— Start —
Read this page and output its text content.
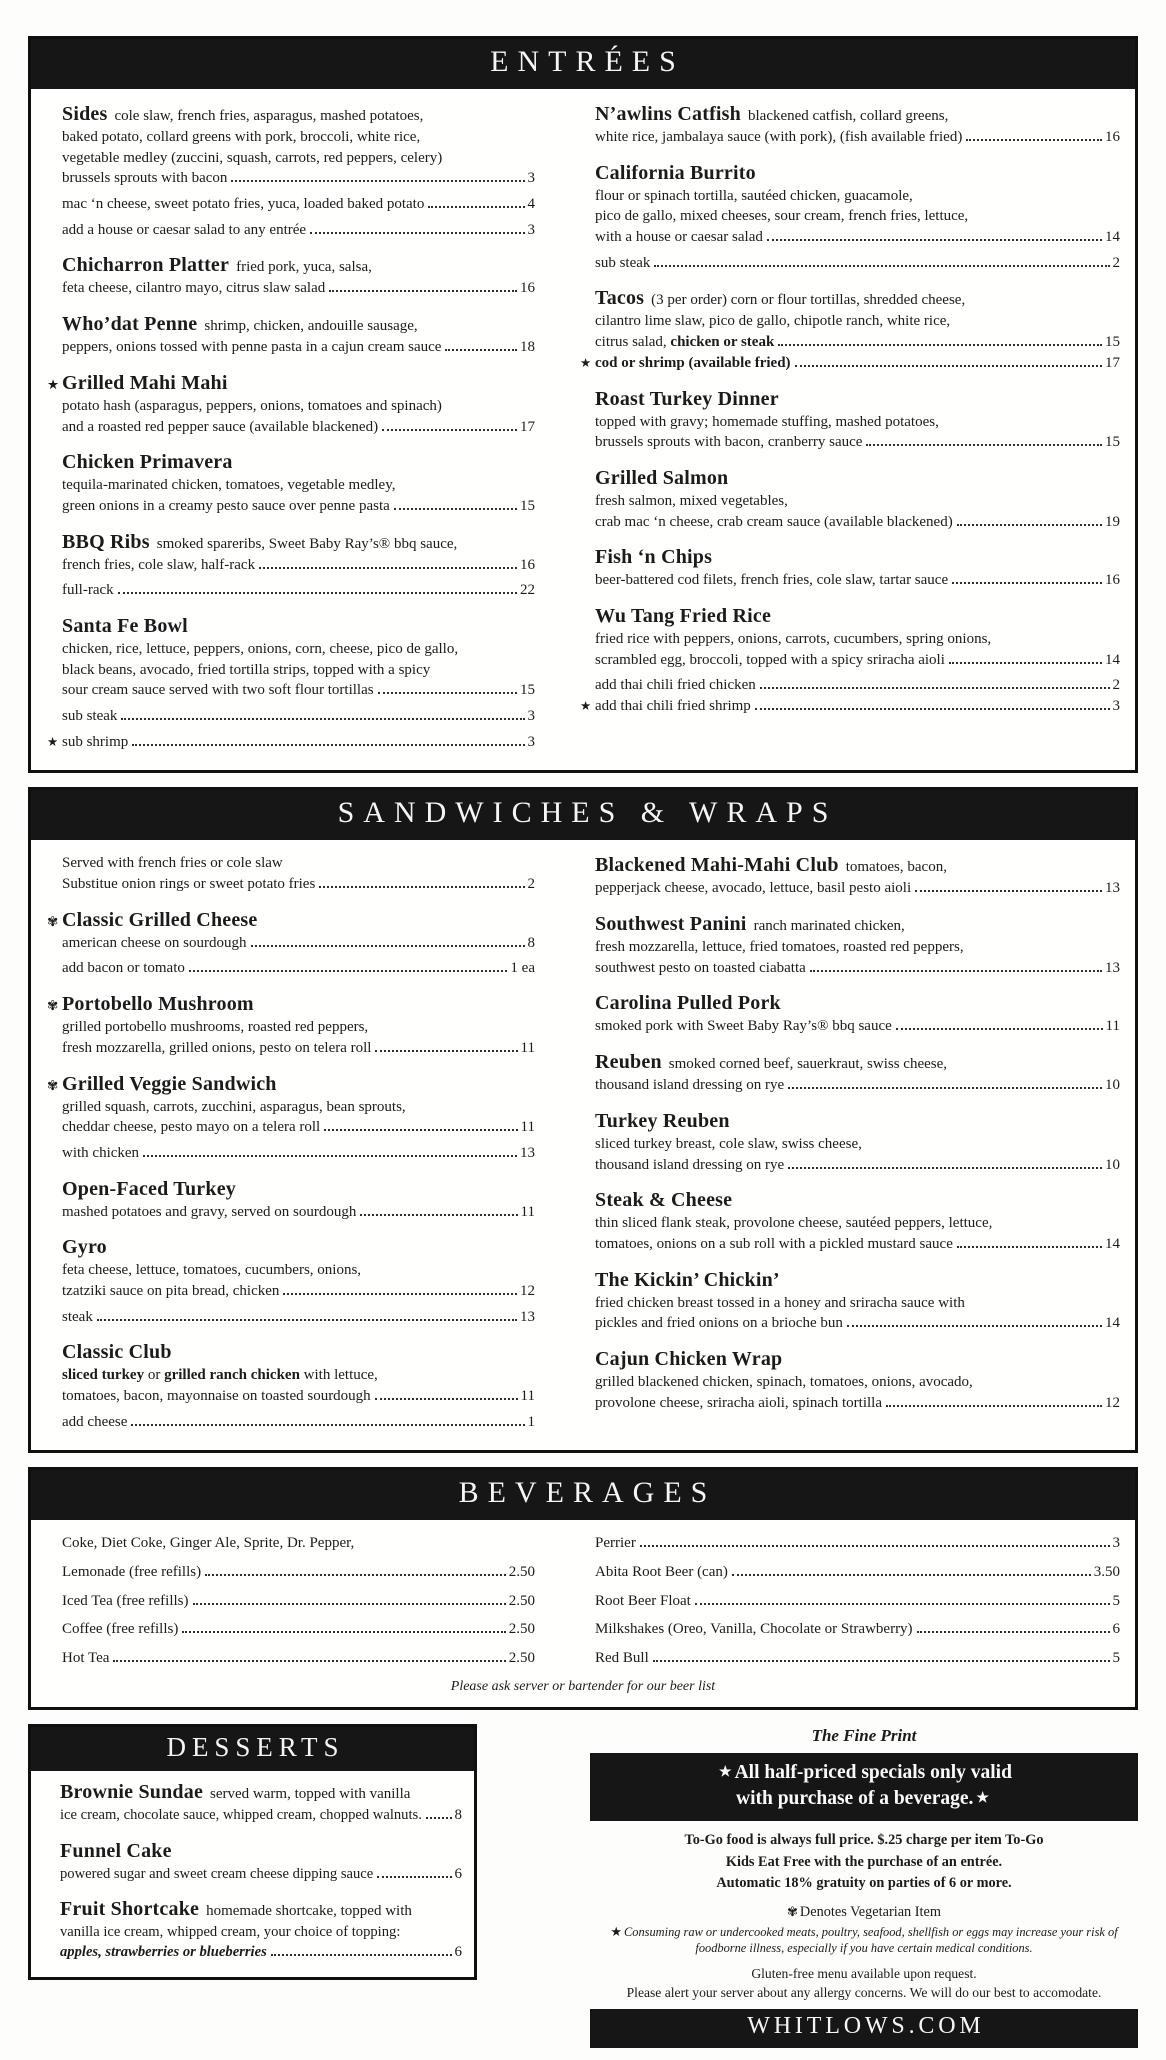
ENTRÉES
Sides cole slaw, french fries, asparagus, mashed potatoes,
baked potato, collard greens with pork, broccoli, white rice,
vegetable medley (zuccini, squash, carrots, red peppers, celery)
brussels sprouts with bacon	3
mac ‘n cheese, sweet potato fries, yuca, loaded baked potato	4
add a house or caesar salad to any entrée	3
Chicharron Platter fried pork, yuca, salsa,
feta cheese, cilantro mayo, citrus slaw salad	16
Who’dat Penne shrimp, chicken, andouille sausage,
peppers, onions tossed with penne pasta in a cajun cream sauce	18
★ Grilled Mahi Mahi
potato hash (asparagus, peppers, onions, tomatoes and spinach)
and a roasted red pepper sauce (available blackened)	17
Chicken Primavera
tequila-marinated chicken, tomatoes, vegetable medley,
green onions in a creamy pesto sauce over penne pasta	15
BBQ Ribs smoked spareribs, Sweet Baby Ray’s® bbq sauce,
french fries, cole slaw, half-rack	16
full-rack	22
Santa Fe Bowl
chicken, rice, lettuce, peppers, onions, corn, cheese, pico de gallo,
black beans, avocado, fried tortilla strips, topped with a spicy
sour cream sauce served with two soft flour tortillas	15
sub steak	3
★ sub shrimp	3
N’awlins Catfish blackened catfish, collard greens,
white rice, jambalaya sauce (with pork), (fish available fried)	16
California Burrito
flour or spinach tortilla, sautéed chicken, guacamole,
pico de gallo, mixed cheeses, sour cream, french fries, lettuce,
with a house or caesar salad	14
sub steak	2
Tacos (3 per order) corn or flour tortillas, shredded cheese,
cilantro lime slaw, pico de gallo, chipotle ranch, white rice,
citrus salad, chicken or steak	15
★ cod or shrimp (available fried)	17
Roast Turkey Dinner
topped with gravy; homemade stuffing, mashed potatoes,
brussels sprouts with bacon, cranberry sauce	15
Grilled Salmon
fresh salmon, mixed vegetables,
crab mac ‘n cheese, crab cream sauce (available blackened)	19
Fish ‘n Chips
beer-battered cod filets, french fries, cole slaw, tartar sauce	16
Wu Tang Fried Rice
fried rice with peppers, onions, carrots, cucumbers, spring onions,
scrambled egg, broccoli, topped with a spicy sriracha aioli	14
add thai chili fried chicken	2
★ add thai chili fried shrimp	3
SANDWICHES & WRAPS
Served with french fries or cole slaw
Substitue onion rings or sweet potato fries	2
✾ Classic Grilled Cheese
american cheese on sourdough	8
add bacon or tomato	1 ea
✾ Portobello Mushroom
grilled portobello mushrooms, roasted red peppers,
fresh mozzarella, grilled onions, pesto on telera roll	11
✾ Grilled Veggie Sandwich
grilled squash, carrots, zucchini, asparagus, bean sprouts,
cheddar cheese, pesto mayo on a telera roll	11
with chicken	13
Open-Faced Turkey
mashed potatoes and gravy, served on sourdough	11
Gyro
feta cheese, lettuce, tomatoes, cucumbers, onions,
tzatziki sauce on pita bread, chicken	12
steak	13
Classic Club
sliced turkey or grilled ranch chicken with lettuce,
tomatoes, bacon, mayonnaise on toasted sourdough	11
add cheese	1
Blackened Mahi-Mahi Club tomatoes, bacon,
pepperjack cheese, avocado, lettuce, basil pesto aioli	13
Southwest Panini ranch marinated chicken,
fresh mozzarella, lettuce, fried tomatoes, roasted red peppers,
southwest pesto on toasted ciabatta	13
Carolina Pulled Pork
smoked pork with Sweet Baby Ray’s® bbq sauce	11
Reuben smoked corned beef, sauerkraut, swiss cheese,
thousand island dressing on rye	10
Turkey Reuben
sliced turkey breast, cole slaw, swiss cheese,
thousand island dressing on rye	10
Steak & Cheese
thin sliced flank steak, provolone cheese, sautéed peppers, lettuce,
tomatoes, onions on a sub roll with a pickled mustard sauce	14
The Kickin’ Chickin’
fried chicken breast tossed in a honey and sriracha sauce with
pickles and fried onions on a brioche bun	14
Cajun Chicken Wrap
grilled blackened chicken, spinach, tomatoes, onions, avocado,
provolone cheese, sriracha aioli, spinach tortilla	12
BEVERAGES
Coke, Diet Coke, Ginger Ale, Sprite, Dr. Pepper,
Lemonade (free refills)	2.50
Iced Tea (free refills)	2.50
Coffee (free refills)	2.50
Hot Tea	2.50
Perrier	3
Abita Root Beer (can)	3.50
Root Beer Float	5
Milkshakes (Oreo, Vanilla, Chocolate or Strawberry)	6
Red Bull	5
Please ask server or bartender for our beer list
DESSERTS
Brownie Sundae served warm, topped with vanilla
ice cream, chocolate sauce, whipped cream, chopped walnuts. 8
Funnel Cake
powered sugar and sweet cream cheese dipping sauce	6
Fruit Shortcake homemade shortcake, topped with
vanilla ice cream, whipped cream, your choice of topping:
apples, strawberries or blueberries	6
The Fine Print
★ All half-priced specials only valid
with purchase of a beverage. ★
To-Go food is always full price. $.25 charge per item To-Go
Kids Eat Free with the purchase of an entrée.
Automatic 18% gratuity on parties of 6 or more.
✾ Denotes Vegetarian Item
★ Consuming raw or undercooked meats, poultry, seafood, shellfish or eggs may increase your risk of
foodborne illness, especially if you have certain medical conditions.
Gluten-free menu available upon request.
Please alert your server about any allergy concerns. We will do our best to accomodate.
WHITLOWS.COM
— End —
[TO BE DONE]: Write out every line of the entries that holds the word "Baby".

[COMPLETE OUTPUT]:
BBQ Ribs smoked spareribs, Sweet Baby Ray’s® bbq sauce,
smoked pork with Sweet Baby Ray’s® bbq sauce	11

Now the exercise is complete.